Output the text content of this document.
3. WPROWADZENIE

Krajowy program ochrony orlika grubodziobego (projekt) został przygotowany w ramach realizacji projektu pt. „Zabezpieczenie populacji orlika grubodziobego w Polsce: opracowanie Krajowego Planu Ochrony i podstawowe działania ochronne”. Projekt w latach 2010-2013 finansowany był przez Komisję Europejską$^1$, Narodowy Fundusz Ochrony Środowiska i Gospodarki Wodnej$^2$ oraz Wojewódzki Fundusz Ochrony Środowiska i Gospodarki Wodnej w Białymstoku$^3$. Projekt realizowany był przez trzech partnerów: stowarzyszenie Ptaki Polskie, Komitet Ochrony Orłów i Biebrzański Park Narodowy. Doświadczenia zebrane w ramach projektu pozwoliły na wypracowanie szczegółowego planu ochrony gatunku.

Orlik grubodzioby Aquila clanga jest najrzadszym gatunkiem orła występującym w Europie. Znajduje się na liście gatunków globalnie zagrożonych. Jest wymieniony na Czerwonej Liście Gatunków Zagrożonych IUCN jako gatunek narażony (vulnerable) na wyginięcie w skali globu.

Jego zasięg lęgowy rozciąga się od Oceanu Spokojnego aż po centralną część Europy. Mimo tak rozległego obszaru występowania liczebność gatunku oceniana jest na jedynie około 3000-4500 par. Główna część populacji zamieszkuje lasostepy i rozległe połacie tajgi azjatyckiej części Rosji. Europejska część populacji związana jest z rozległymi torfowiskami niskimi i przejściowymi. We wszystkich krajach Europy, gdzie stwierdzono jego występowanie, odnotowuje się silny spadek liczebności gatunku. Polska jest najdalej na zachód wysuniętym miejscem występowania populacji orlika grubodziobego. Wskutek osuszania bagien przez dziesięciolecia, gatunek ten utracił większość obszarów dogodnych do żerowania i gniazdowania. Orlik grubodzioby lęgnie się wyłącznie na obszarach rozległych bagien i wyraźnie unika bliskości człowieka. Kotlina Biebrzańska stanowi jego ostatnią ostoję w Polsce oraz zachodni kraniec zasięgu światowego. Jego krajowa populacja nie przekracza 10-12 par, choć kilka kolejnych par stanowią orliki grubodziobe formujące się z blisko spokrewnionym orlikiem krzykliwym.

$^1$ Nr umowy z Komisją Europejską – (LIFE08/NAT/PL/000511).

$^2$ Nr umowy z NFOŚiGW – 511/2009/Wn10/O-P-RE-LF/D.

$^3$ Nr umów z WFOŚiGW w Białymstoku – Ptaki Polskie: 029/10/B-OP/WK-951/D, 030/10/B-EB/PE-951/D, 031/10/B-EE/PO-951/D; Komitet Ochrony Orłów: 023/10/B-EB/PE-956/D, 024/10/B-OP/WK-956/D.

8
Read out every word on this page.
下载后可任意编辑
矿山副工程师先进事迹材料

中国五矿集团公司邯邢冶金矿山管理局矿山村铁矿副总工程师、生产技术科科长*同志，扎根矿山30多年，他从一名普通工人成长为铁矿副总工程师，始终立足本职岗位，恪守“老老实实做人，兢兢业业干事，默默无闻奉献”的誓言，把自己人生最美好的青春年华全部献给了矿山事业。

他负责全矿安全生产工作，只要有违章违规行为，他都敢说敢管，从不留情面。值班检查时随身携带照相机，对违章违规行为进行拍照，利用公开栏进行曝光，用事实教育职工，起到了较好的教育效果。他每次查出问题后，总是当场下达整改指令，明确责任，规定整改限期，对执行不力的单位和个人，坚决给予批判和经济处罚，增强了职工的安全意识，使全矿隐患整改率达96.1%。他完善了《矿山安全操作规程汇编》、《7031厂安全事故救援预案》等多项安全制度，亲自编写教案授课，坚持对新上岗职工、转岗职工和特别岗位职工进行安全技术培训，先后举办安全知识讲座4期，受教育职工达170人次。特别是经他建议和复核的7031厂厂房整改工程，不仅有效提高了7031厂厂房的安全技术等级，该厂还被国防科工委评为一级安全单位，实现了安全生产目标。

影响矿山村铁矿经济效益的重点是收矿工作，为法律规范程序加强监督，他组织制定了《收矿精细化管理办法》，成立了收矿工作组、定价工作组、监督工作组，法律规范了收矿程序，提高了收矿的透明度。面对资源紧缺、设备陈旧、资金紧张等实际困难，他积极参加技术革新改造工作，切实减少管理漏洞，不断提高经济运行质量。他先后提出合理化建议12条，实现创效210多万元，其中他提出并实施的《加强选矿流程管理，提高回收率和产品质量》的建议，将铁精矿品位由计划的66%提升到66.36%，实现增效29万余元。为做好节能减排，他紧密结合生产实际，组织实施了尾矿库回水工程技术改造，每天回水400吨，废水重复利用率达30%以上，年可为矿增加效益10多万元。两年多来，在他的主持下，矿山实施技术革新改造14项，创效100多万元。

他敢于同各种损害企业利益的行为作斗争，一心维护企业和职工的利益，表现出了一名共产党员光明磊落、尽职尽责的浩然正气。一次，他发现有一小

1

The request ->
Set down the listing above in full, please, exactly as it appears.

Response to this exercise ->
Output the text content of this document.
3. WPROWADZENIE

Krajowy program ochrony orlika grubodziobego (projekt) został przygotowany w ramach realizacji projektu pt. „Zabezpieczenie populacji orlika grubodziobego w Polsce: opracowanie Krajowego Planu Ochrony i podstawowe działania ochronne”. Projekt w latach 2010-2013 finansowany był przez Komisję Europejską$^1$, Narodowy Fundusz Ochrony Środowiska i Gospodarki Wodnej$^2$ oraz Wojewódzki Fundusz Ochrony Środowiska i Gospodarki Wodnej w Białymstoku$^3$. Projekt realizowany był przez trzech partnerów: stowarzyszenie Ptaki Polskie, Komitet Ochrony Orłów i Biebrzański Park Narodowy. Doświadczenia zebrane w ramach projektu pozwoliły na wypracowanie szczegółowego planu ochrony gatunku.

Orlik grubodzioby Aquila clanga jest najrzadszym gatunkiem orła występującym w Europie. Znajduje się na liście gatunków globalnie zagrożonych. Jest wymieniony na Czerwonej Liście Gatunków Zagrożonych IUCN jako gatunek narażony (vulnerable) na wyginięcie w skali globu.

Jego zasięg lęgowy rozciąga się od Oceanu Spokojnego aż po centralną część Europy. Mimo tak rozległego obszaru występowania liczebność gatunku oceniana jest na jedynie około 3000-4500 par. Główna część populacji zamieszkuje lasostepy i rozległe połacie tajgi azjatyckiej części Rosji. Europejska część populacji związana jest z rozległymi torfowiskami niskimi i przejściowymi. We wszystkich krajach Europy, gdzie stwierdzono jego występowanie, odnotowuje się silny spadek liczebności gatunku. Polska jest najdalej na zachód wysuniętym miejscem występowania populacji orlika grubodziobego. Wskutek osuszania bagien przez dziesięciolecia, gatunek ten utracił większość obszarów dogodnych do żerowania i gniazdowania. Orlik grubodzioby lęgnie się wyłącznie na obszarach rozległych bagien i wyraźnie unika bliskości człowieka. Kotlina Biebrzańska stanowi jego ostatnią ostoję w Polsce oraz zachodni kraniec zasięgu światowego. Jego krajowa populacja nie przekracza 10-12 par, choć kilka kolejnych par stanowią orliki grubodziobe formujące się z blisko spokrewnionym orlikiem krzykliwym.

$^1$ Nr umowy z Komisją Europejską – (LIFE08/NAT/PL/000511).

$^2$ Nr umowy z NFOŚiGW – 511/2009/Wn10/O-P-RE-LF/D.

$^3$ Nr umów z WFOŚiGW w Białymstoku – Ptaki Polskie: 029/10/B-OP/WK-951/D, 030/10/B-EB/PE-951/D, 031/10/B-EE/PO-951/D; Komitet Ochrony Orłów: 023/10/B-EB/PE-956/D, 024/10/B-OP/WK-956/D.

8
Read out every word on this page.
下载后可任意编辑
矿山副工程师先进事迹材料

中国五矿集团公司邯邢冶金矿山管理局矿山村铁矿副总工程师、生产技术科科长*同志，扎根矿山30多年，他从一名普通工人成长为铁矿副总工程师，始终立足本职岗位，恪守“老老实实做人，兢兢业业干事，默默无闻奉献”的誓言，把自己人生最美好的青春年华全部献给了矿山事业。

他负责全矿安全生产工作，只要有违章违规行为，他都敢说敢管，从不留情面。值班检查时随身携带照相机，对违章违规行为进行拍照，利用公开栏进行曝光，用事实教育职工，起到了较好的教育效果。他每次查出问题后，总是当场下达整改指令，明确责任，规定整改限期，对执行不力的单位和个人，坚决给予批判和经济处罚，增强了职工的安全意识，使全矿隐患整改率达96.1%。他完善了《矿山安全操作规程汇编》、《7031厂安全事故救援预案》等多项安全制度，亲自编写教案授课，坚持对新上岗职工、转岗职工和特别岗位职工进行安全技术培训，先后举办安全知识讲座4期，受教育职工达170人次。特别是经他建议和复核的7031厂厂房整改工程，不仅有效提高了7031厂厂房的安全技术等级，该厂还被国防科工委评为一级安全单位，实现了安全生产目标。

影响矿山村铁矿经济效益的重点是收矿工作，为法律规范程序加强监督，他组织制定了《收矿精细化管理办法》，成立了收矿工作组、定价工作组、监督工作组，法律规范了收矿程序，提高了收矿的透明度。面对资源紧缺、设备陈旧、资金紧张等实际困难，他积极参加技术革新改造工作，切实减少管理漏洞，不断提高经济运行质量。他先后提出合理化建议12条，实现创效210多万元，其中他提出并实施的《加强选矿流程管理，提高回收率和产品质量》的建议，将铁精矿品位由计划的66%提升到66.36%，实现增效29万余元。为做好节能减排，他紧密结合生产实际，组织实施了尾矿库回水工程技术改造，每天回水400吨，废水重复利用率达30%以上，年可为矿增加效益10多万元。两年多来，在他的主持下，矿山实施技术革新改造14项，创效100多万元。

他敢于同各种损害企业利益的行为作斗争，一心维护企业和职工的利益，表现出了一名共产党员光明磊落、尽职尽责的浩然正气。一次，他发现有一小

1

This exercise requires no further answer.